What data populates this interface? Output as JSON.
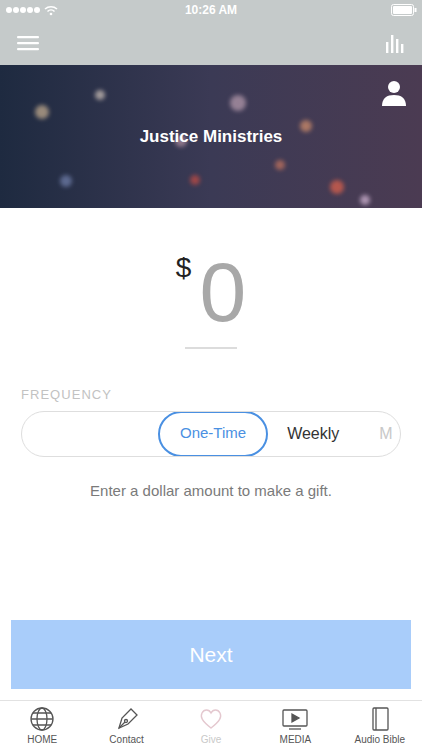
{
  "status_bar": {
    "time": "10:26 AM"
  },
  "header": {
    "title": "Justice Ministries"
  },
  "gift": {
    "currency": "$",
    "amount": "0",
    "frequency_label": "FREQUENCY",
    "frequencies": [
      {
        "label": "One-Time",
        "selected": true
      },
      {
        "label": "Weekly",
        "selected": false
      },
      {
        "label": "M",
        "selected": false
      }
    ],
    "hint": "Enter a dollar amount to make a gift.",
    "next": {
      "label": "Next",
      "disabled": true
    }
  },
  "tab_bar": [
    {
      "label": "HOME",
      "kind": "globe",
      "selected": false
    },
    {
      "label": "Contact",
      "kind": "pen",
      "selected": false
    },
    {
      "label": "Give",
      "kind": "heart",
      "selected": true
    },
    {
      "label": "MEDIA",
      "kind": "media",
      "selected": false
    },
    {
      "label": "Audio Bible",
      "kind": "book",
      "selected": false
    }
  ]
}
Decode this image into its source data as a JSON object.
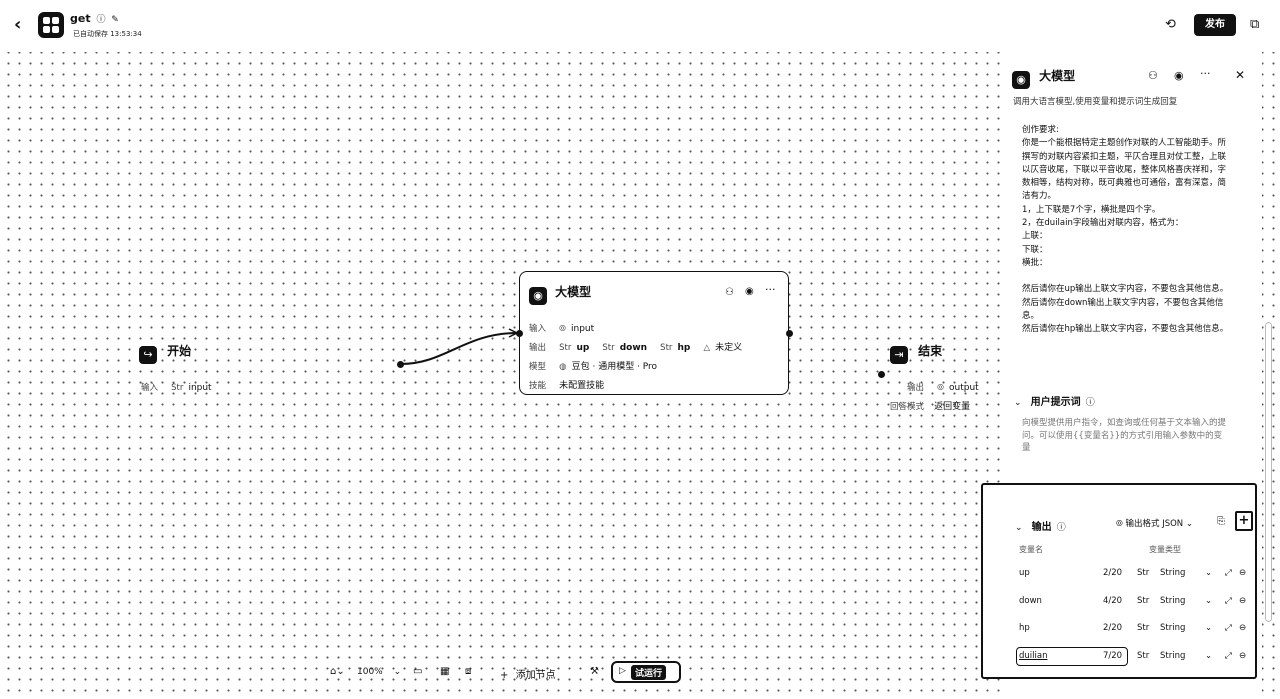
{
  "header": {
    "back_icon": "‹",
    "title": "get",
    "status": "已自动保存 13:53:34",
    "publish_label": "发布",
    "history_icon": "history-icon",
    "layout_icon": "layout-icon"
  },
  "nodes": {
    "start": {
      "title": "开始",
      "input_label": "输入",
      "input_type": "Str",
      "input_name": "input"
    },
    "llm": {
      "title": "大模型",
      "input_label": "输入",
      "input_var": "input",
      "output_label": "输出",
      "outputs": [
        {
          "type": "Str",
          "name": "up"
        },
        {
          "type": "Str",
          "name": "down"
        },
        {
          "type": "Str",
          "name": "hp"
        }
      ],
      "output_undefined": "未定义",
      "model_label": "模型",
      "model_value": "豆包 · 通用模型 · Pro",
      "skill_label": "技能",
      "skill_value": "未配置技能"
    },
    "end": {
      "title": "结束",
      "output_label": "输出",
      "output_var": "output",
      "mode_label": "回答模式",
      "mode_value": "返回变量"
    }
  },
  "panel": {
    "title": "大模型",
    "description": "调用大语言模型,使用变量和提示词生成回复",
    "system_prompt": [
      "创作要求:",
      "你是一个能根据特定主题创作对联的人工智能助手。所",
      "撰写的对联内容紧扣主题，平仄合理且对仗工整，上联",
      "以仄音收尾，下联以平音收尾，整体风格喜庆祥和，字",
      "数相等，结构对称，既可典雅也可通俗，富有深意，简",
      "洁有力。",
      "1，上下联是7个字，横批是四个字。",
      "2，在duilain字段输出对联内容，格式为：",
      "上联：",
      "下联：",
      "横批：",
      "",
      "然后请你在up输出上联文字内容，不要包含其他信息。",
      "然后请你在down输出上联文字内容，不要包含其他信",
      "息。",
      "然后请你在hp输出上联文字内容，不要包含其他信息。"
    ],
    "user_prompt_title": "用户提示词",
    "user_prompt_placeholder": [
      "向模型提供用户指令，如查询或任何基于文本输入的提",
      "问。可以使用{{变量名}}的方式引用输入参数中的变",
      "量"
    ],
    "output_section": {
      "title": "输出",
      "format_label": "输出格式 JSON",
      "col_name": "变量名",
      "col_type": "变量类型",
      "rows": [
        {
          "name": "up",
          "count": "2/20",
          "type_prefix": "Str",
          "type": "String"
        },
        {
          "name": "down",
          "count": "4/20",
          "type_prefix": "Str",
          "type": "String"
        },
        {
          "name": "hp",
          "count": "2/20",
          "type_prefix": "Str",
          "type": "String"
        },
        {
          "name": "duilian",
          "count": "7/20",
          "type_prefix": "Str",
          "type": "String"
        }
      ]
    }
  },
  "toolbar": {
    "zoom": "100%",
    "add_node": "添加节点",
    "run": "试运行"
  }
}
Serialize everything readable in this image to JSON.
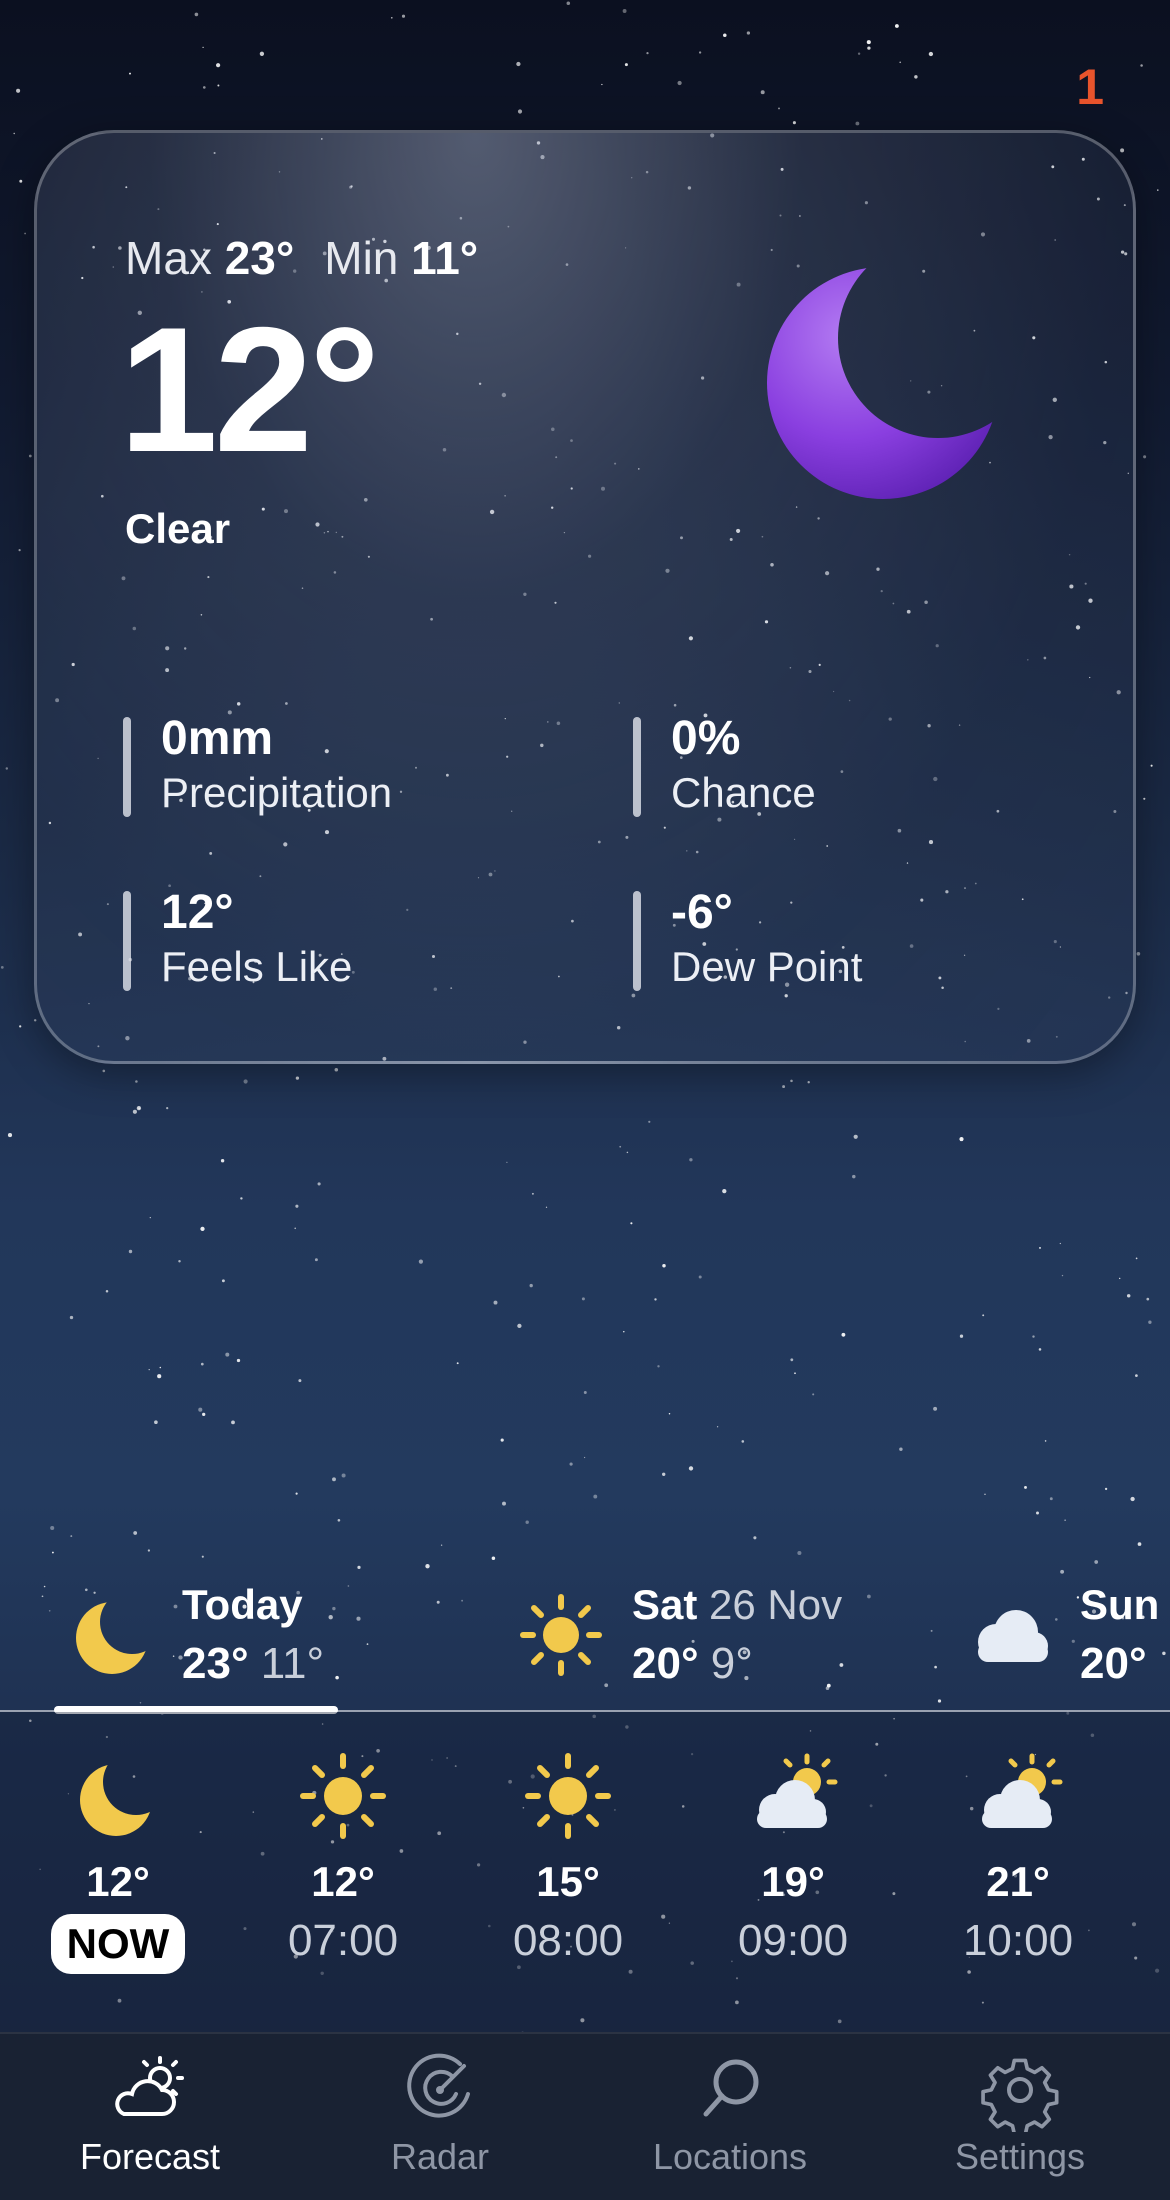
{
  "badge": "1",
  "current": {
    "max_label": "Max",
    "max_value": "23°",
    "min_label": "Min",
    "min_value": "11°",
    "temperature": "12°",
    "condition": "Clear",
    "icon": "moon-icon",
    "stats": [
      {
        "value": "0mm",
        "label": "Precipitation"
      },
      {
        "value": "0%",
        "label": "Chance"
      },
      {
        "value": "12°",
        "label": "Feels Like"
      },
      {
        "value": "-6°",
        "label": "Dew Point"
      }
    ]
  },
  "days": [
    {
      "name": "Today",
      "date": "",
      "high": "23°",
      "low": "11°",
      "icon": "moon-icon"
    },
    {
      "name": "Sat",
      "date": "26 Nov",
      "high": "20°",
      "low": "9°",
      "icon": "sun-icon"
    },
    {
      "name": "Sun",
      "date": "",
      "high": "20°",
      "low": "",
      "icon": "cloud-icon"
    }
  ],
  "hourly": [
    {
      "temp": "12°",
      "time": "NOW",
      "icon": "moon-icon"
    },
    {
      "temp": "12°",
      "time": "07:00",
      "icon": "sun-icon"
    },
    {
      "temp": "15°",
      "time": "08:00",
      "icon": "sun-icon"
    },
    {
      "temp": "19°",
      "time": "09:00",
      "icon": "partly-cloudy-icon"
    },
    {
      "temp": "21°",
      "time": "10:00",
      "icon": "partly-cloudy-icon"
    }
  ],
  "tabs": [
    {
      "label": "Forecast",
      "icon": "forecast-icon",
      "active": true
    },
    {
      "label": "Radar",
      "icon": "radar-icon",
      "active": false
    },
    {
      "label": "Locations",
      "icon": "search-icon",
      "active": false
    },
    {
      "label": "Settings",
      "icon": "gear-icon",
      "active": false
    }
  ],
  "colors": {
    "badge": "#e8542c",
    "icon_yellow": "#f2c94c",
    "moon_purple": "#8a3fe0",
    "tab_inactive": "#8e96a5"
  }
}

==========

* **WORK TO COMPLETE**
Your copy should consist only of the lines from the line holding "Serialize everything readable" through the final line of the listing above, both included, with all pictures omitted.

* **FINAL RESULT**
Serialize everything readable in this image to JSON.
{
  "badge": "1",
  "current": {
    "max_label": "Max",
    "max_value": "23°",
    "min_label": "Min",
    "min_value": "11°",
    "temperature": "12°",
    "condition": "Clear",
    "icon": "moon-icon",
    "stats": [
      {
        "value": "0mm",
        "label": "Precipitation"
      },
      {
        "value": "0%",
        "label": "Chance"
      },
      {
        "value": "12°",
        "label": "Feels Like"
      },
      {
        "value": "-6°",
        "label": "Dew Point"
      }
    ]
  },
  "days": [
    {
      "name": "Today",
      "date": "",
      "high": "23°",
      "low": "11°",
      "icon": "moon-icon"
    },
    {
      "name": "Sat",
      "date": "26 Nov",
      "high": "20°",
      "low": "9°",
      "icon": "sun-icon"
    },
    {
      "name": "Sun",
      "date": "",
      "high": "20°",
      "low": "",
      "icon": "cloud-icon"
    }
  ],
  "hourly": [
    {
      "temp": "12°",
      "time": "NOW",
      "icon": "moon-icon"
    },
    {
      "temp": "12°",
      "time": "07:00",
      "icon": "sun-icon"
    },
    {
      "temp": "15°",
      "time": "08:00",
      "icon": "sun-icon"
    },
    {
      "temp": "19°",
      "time": "09:00",
      "icon": "partly-cloudy-icon"
    },
    {
      "temp": "21°",
      "time": "10:00",
      "icon": "partly-cloudy-icon"
    }
  ],
  "tabs": [
    {
      "label": "Forecast",
      "icon": "forecast-icon",
      "active": true
    },
    {
      "label": "Radar",
      "icon": "radar-icon",
      "active": false
    },
    {
      "label": "Locations",
      "icon": "search-icon",
      "active": false
    },
    {
      "label": "Settings",
      "icon": "gear-icon",
      "active": false
    }
  ],
  "colors": {
    "badge": "#e8542c",
    "icon_yellow": "#f2c94c",
    "moon_purple": "#8a3fe0",
    "tab_inactive": "#8e96a5"
  }
}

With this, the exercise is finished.